● **Task brief**
Using the records below, locate all lines containing "What" and return them.

--- Begin Records for the task ---

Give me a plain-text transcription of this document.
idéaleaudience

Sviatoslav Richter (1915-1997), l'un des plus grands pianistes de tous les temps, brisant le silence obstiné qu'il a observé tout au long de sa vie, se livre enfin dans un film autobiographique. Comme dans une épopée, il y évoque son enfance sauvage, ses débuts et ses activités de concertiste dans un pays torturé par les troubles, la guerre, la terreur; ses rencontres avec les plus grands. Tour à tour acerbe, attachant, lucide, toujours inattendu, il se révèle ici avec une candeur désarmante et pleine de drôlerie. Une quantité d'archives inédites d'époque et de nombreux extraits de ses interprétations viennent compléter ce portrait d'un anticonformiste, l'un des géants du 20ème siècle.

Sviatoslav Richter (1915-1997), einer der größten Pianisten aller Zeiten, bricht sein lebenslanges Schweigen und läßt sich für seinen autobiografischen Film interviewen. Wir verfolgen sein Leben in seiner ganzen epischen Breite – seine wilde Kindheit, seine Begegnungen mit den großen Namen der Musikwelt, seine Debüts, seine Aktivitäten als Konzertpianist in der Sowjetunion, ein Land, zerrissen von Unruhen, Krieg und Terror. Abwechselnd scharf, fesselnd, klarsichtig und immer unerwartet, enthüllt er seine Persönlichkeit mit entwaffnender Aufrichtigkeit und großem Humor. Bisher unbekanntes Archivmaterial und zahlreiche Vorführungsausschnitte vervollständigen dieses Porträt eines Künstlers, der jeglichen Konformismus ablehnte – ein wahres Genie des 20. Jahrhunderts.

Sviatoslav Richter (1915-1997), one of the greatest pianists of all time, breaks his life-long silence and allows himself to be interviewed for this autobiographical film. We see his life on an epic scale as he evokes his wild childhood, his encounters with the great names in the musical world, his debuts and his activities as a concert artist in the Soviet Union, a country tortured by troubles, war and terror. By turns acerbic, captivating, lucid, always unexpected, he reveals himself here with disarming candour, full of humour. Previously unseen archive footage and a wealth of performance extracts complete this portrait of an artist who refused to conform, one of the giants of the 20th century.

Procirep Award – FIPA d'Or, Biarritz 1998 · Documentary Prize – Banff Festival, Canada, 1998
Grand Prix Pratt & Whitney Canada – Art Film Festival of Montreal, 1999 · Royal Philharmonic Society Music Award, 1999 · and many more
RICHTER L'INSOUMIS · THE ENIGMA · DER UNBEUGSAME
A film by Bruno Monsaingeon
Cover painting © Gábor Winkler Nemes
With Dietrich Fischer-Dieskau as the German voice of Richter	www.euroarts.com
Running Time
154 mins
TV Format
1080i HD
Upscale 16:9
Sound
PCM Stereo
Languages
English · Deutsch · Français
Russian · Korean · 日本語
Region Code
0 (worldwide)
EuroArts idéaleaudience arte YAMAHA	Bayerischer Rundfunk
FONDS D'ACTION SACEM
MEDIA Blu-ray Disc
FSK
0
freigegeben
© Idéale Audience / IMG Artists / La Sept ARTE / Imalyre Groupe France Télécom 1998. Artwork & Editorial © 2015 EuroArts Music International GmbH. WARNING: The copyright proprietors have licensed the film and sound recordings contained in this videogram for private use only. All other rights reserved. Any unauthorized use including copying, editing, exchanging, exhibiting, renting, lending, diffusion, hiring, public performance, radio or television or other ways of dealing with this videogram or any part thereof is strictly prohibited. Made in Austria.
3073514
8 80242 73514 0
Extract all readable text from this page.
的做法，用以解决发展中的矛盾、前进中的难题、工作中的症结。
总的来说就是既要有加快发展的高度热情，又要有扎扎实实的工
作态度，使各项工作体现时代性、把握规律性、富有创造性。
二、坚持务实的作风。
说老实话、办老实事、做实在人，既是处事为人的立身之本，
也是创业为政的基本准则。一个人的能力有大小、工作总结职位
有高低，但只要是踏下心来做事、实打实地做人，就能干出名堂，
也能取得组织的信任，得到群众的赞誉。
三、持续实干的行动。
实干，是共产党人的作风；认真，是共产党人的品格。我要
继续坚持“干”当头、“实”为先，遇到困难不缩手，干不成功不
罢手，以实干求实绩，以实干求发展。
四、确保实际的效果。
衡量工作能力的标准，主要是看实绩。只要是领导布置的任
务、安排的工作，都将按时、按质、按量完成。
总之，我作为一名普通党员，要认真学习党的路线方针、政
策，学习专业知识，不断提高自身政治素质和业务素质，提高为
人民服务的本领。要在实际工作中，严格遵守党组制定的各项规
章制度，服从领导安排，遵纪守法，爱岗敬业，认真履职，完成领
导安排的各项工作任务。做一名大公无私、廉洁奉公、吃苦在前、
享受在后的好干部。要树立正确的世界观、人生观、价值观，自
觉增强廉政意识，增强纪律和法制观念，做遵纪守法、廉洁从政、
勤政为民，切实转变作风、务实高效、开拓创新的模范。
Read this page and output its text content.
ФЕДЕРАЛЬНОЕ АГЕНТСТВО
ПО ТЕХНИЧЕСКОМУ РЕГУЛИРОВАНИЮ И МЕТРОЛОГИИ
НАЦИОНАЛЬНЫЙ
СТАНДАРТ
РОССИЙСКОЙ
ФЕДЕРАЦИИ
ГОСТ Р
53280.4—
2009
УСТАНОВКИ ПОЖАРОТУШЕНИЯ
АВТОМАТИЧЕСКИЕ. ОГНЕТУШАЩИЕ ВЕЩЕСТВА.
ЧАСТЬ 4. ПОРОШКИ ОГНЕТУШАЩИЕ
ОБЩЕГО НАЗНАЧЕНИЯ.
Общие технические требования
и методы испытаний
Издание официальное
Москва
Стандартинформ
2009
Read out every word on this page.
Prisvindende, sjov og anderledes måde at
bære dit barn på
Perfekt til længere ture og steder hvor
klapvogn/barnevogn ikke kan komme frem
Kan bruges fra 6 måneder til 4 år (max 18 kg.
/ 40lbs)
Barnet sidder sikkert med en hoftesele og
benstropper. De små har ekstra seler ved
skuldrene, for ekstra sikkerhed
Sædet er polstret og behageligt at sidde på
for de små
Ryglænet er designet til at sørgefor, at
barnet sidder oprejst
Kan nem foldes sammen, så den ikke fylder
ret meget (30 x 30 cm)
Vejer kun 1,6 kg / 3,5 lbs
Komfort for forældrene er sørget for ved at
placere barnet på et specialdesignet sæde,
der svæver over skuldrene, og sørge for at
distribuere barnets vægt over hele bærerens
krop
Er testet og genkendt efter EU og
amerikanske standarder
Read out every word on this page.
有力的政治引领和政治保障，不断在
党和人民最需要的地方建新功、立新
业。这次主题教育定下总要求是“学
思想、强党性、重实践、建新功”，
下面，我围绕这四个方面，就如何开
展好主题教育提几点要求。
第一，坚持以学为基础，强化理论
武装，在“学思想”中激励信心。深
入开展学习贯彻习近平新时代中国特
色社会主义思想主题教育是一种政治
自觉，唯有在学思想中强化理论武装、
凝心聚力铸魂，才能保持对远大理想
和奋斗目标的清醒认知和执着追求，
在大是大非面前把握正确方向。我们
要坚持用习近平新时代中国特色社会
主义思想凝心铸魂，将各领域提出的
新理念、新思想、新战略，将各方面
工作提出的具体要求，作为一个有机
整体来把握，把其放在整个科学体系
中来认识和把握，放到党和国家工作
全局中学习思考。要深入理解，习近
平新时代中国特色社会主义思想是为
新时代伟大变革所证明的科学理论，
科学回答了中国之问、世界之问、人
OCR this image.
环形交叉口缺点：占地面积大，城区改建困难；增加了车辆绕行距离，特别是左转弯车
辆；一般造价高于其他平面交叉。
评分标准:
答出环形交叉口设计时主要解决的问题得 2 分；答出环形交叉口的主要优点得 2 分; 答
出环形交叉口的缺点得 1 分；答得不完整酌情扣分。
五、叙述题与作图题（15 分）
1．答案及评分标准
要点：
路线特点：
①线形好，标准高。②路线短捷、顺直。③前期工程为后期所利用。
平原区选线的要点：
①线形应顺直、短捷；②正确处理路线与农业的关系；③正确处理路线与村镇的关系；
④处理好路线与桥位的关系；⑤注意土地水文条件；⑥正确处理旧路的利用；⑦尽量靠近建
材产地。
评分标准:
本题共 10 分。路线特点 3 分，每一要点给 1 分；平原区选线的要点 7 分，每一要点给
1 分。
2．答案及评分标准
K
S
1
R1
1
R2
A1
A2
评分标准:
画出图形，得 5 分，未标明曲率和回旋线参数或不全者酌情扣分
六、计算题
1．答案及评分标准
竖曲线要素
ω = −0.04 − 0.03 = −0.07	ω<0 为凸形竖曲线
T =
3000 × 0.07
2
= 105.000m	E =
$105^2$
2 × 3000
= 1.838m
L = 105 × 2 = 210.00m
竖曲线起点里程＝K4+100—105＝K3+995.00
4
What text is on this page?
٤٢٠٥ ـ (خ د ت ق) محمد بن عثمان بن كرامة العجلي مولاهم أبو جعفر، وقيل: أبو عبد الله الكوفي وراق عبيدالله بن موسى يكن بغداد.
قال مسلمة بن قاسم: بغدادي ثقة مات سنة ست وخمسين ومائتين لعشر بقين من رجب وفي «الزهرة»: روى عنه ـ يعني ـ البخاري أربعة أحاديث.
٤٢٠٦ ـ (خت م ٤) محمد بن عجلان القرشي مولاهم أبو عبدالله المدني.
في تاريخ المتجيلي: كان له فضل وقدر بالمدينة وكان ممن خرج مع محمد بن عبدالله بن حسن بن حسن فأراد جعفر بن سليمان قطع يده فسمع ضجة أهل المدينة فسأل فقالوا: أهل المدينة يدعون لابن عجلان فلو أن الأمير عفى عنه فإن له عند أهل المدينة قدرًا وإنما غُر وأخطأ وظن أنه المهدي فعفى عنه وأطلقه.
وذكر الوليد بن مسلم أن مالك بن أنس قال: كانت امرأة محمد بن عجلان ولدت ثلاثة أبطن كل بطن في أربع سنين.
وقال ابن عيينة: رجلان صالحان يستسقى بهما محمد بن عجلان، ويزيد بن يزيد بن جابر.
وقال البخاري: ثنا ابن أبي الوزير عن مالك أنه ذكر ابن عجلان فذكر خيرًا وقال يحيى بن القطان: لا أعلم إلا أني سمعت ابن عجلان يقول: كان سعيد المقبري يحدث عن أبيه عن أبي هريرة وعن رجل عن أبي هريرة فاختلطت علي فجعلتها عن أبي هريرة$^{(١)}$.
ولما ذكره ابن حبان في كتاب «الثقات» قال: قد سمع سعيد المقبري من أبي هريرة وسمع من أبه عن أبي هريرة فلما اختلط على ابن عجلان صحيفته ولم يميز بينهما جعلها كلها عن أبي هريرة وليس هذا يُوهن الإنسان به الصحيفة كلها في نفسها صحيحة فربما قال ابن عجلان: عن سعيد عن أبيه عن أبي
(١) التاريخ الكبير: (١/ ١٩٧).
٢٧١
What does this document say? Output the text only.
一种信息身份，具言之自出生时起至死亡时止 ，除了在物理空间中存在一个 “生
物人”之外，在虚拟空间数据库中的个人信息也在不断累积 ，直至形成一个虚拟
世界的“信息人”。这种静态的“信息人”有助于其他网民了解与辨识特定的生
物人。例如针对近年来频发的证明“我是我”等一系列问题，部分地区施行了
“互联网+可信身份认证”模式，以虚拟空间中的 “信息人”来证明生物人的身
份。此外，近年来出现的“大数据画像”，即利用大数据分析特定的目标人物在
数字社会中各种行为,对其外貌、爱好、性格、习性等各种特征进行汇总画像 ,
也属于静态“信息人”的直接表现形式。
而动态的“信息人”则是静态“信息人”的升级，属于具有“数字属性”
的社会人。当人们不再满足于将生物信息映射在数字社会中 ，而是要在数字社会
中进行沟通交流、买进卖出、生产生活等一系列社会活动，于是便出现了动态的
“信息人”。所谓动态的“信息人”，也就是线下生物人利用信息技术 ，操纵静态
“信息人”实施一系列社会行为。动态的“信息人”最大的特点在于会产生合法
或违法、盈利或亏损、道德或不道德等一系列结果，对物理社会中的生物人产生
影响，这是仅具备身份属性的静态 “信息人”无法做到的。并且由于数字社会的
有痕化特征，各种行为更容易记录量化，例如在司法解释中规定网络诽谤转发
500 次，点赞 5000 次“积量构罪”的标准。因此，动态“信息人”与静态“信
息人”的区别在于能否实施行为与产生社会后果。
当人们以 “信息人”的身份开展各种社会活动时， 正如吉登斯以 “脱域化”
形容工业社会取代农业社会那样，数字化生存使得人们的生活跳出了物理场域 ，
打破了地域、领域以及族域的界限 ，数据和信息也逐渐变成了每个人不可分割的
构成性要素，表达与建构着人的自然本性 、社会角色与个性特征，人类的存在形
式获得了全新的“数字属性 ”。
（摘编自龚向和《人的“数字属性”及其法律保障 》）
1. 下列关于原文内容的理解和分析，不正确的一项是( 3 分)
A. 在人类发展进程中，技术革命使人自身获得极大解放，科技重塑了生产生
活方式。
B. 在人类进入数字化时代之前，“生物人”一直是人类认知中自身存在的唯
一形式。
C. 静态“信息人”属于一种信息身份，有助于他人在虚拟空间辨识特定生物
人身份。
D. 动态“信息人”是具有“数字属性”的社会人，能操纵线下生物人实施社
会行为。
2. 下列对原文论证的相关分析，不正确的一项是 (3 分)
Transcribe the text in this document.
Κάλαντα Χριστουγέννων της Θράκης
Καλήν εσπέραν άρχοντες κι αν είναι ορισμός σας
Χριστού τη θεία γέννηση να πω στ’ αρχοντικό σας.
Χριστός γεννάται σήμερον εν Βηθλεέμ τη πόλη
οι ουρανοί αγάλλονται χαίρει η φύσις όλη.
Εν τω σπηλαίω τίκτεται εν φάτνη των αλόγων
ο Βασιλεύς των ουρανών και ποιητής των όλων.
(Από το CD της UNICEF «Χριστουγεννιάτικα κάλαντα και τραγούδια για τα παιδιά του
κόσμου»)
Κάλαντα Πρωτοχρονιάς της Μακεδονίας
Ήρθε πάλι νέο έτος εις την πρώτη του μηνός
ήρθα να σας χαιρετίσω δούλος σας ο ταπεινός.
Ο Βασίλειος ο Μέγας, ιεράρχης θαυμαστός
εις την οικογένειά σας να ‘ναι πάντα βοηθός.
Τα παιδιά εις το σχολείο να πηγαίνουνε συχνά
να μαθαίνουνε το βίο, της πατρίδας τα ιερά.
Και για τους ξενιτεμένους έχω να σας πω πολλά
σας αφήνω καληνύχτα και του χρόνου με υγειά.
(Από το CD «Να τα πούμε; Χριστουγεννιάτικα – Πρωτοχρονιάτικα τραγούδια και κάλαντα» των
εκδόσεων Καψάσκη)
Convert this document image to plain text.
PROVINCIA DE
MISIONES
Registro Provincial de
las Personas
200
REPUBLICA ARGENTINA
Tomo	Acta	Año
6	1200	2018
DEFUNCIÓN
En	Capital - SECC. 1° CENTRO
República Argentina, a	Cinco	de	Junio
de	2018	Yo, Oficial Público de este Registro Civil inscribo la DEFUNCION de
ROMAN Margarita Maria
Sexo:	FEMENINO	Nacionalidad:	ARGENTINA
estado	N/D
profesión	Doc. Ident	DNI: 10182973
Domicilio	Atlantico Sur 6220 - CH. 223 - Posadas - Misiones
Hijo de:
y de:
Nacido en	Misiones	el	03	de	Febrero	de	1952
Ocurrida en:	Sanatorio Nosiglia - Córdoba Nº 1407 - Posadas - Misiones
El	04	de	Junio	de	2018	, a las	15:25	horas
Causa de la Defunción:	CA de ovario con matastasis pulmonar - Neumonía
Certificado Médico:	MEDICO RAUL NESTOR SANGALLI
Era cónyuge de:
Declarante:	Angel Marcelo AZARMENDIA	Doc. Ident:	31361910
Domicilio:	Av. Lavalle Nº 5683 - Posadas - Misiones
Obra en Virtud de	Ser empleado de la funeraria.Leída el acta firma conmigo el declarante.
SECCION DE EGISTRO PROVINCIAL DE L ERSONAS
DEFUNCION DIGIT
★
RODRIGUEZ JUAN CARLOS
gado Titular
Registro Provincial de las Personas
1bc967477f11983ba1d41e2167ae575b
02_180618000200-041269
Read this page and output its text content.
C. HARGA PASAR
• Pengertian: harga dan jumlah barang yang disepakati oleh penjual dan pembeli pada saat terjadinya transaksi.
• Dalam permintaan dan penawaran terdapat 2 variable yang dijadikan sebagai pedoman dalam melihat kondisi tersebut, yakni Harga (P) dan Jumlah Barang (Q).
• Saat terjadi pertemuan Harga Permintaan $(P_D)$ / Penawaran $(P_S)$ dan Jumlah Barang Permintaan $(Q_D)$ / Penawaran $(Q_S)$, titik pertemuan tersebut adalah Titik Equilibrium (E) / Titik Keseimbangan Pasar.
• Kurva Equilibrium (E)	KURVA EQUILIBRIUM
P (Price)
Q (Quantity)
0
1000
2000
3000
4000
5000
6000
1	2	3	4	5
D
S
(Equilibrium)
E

--- End Records for the task ---

● **Solved problem**
What text is on this page?
What does this document say? Output the text only.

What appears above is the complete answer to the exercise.